- **Set exercise**
Find the word "text" in the data. Return every line where it appears.

Records:
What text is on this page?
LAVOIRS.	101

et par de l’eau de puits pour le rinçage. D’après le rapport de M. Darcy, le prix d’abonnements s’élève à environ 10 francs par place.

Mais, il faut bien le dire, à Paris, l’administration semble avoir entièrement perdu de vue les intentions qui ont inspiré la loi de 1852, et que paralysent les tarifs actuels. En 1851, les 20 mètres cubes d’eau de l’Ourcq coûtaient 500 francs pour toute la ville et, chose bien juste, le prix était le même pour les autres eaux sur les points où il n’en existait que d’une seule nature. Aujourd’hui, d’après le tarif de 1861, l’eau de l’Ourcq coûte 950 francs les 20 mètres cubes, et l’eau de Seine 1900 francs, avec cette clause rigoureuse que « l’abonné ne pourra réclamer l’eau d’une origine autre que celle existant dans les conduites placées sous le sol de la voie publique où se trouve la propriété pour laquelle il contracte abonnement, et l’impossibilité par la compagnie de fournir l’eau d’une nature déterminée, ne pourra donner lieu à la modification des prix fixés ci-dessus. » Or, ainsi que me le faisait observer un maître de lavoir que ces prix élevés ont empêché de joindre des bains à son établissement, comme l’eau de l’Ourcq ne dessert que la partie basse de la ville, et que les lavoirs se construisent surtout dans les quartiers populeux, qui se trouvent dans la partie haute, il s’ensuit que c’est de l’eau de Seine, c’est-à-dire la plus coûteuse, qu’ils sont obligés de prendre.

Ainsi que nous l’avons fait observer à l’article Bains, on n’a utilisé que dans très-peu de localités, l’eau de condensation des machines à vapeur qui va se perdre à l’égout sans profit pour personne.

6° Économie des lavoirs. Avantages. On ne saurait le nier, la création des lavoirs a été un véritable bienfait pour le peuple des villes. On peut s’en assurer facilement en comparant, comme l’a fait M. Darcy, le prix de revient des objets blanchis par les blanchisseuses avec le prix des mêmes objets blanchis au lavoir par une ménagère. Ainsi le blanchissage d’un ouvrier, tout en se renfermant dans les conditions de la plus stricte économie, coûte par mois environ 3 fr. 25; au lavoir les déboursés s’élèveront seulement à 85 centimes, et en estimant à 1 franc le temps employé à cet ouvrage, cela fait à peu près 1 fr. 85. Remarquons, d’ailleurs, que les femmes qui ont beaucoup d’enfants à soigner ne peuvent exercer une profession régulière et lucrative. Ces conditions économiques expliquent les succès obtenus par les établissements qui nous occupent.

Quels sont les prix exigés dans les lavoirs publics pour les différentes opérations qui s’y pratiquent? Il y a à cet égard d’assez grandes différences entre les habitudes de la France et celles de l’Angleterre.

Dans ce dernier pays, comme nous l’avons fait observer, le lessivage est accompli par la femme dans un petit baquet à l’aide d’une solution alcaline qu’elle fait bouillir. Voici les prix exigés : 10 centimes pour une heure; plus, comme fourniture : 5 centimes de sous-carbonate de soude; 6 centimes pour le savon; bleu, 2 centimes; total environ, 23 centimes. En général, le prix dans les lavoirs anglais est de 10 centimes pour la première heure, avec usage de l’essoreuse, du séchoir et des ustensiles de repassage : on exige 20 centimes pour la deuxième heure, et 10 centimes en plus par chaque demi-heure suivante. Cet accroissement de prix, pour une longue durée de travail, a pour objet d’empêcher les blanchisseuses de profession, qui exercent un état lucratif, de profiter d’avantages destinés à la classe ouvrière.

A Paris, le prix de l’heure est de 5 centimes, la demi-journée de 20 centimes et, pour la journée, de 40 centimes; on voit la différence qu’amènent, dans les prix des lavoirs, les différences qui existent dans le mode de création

==

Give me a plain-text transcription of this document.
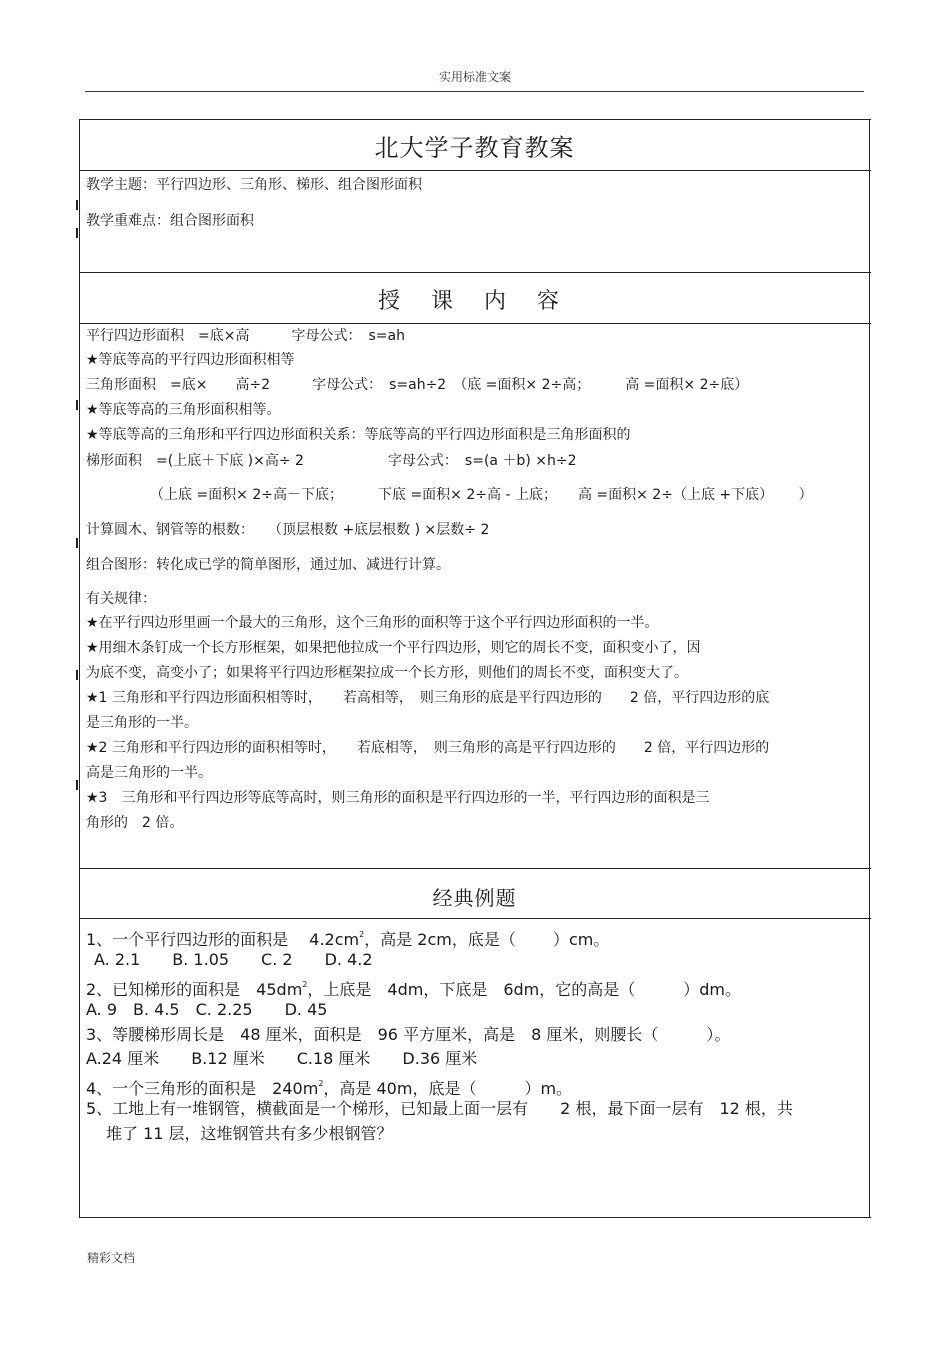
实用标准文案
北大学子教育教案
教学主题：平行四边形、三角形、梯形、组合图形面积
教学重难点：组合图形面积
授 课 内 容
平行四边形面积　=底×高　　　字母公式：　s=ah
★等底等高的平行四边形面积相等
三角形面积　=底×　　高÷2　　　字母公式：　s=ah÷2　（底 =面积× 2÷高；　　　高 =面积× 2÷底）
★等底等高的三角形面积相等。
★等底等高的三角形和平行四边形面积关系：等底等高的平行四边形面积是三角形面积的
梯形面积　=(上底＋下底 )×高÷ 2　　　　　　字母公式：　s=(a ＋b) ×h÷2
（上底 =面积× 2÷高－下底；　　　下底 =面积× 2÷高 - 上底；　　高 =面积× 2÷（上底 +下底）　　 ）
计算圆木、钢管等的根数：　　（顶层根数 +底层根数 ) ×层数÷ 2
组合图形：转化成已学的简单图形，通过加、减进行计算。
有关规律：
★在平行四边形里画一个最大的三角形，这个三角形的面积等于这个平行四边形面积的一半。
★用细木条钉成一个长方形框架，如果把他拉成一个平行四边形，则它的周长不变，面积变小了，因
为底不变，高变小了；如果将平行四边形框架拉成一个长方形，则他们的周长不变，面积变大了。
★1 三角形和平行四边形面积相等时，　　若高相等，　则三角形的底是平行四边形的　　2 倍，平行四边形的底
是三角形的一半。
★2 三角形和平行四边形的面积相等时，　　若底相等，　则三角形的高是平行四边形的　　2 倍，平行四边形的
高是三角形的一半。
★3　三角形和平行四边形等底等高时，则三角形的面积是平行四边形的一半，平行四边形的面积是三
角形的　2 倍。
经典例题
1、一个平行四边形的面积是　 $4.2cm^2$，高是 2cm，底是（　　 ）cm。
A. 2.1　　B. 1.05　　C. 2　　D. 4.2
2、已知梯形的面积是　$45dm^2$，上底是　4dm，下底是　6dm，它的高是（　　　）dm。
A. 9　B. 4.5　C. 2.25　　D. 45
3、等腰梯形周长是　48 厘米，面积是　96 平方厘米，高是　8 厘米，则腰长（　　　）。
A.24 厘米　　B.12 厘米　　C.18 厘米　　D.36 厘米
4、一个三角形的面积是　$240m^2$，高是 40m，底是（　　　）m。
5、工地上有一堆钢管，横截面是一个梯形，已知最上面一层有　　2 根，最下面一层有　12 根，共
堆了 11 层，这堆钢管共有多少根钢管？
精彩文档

---

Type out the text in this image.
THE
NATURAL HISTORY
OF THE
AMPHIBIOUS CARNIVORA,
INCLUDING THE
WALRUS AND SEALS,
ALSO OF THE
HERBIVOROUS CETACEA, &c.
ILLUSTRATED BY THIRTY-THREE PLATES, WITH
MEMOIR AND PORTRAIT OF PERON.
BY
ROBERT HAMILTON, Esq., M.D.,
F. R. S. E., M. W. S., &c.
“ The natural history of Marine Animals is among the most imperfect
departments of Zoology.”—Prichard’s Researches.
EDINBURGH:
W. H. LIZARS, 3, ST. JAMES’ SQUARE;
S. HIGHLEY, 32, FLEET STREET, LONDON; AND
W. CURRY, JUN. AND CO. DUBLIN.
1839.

- **Output of the exercise**
What text is on this page?
Give me a plain-text transcription of this document.
Type out the text in this image.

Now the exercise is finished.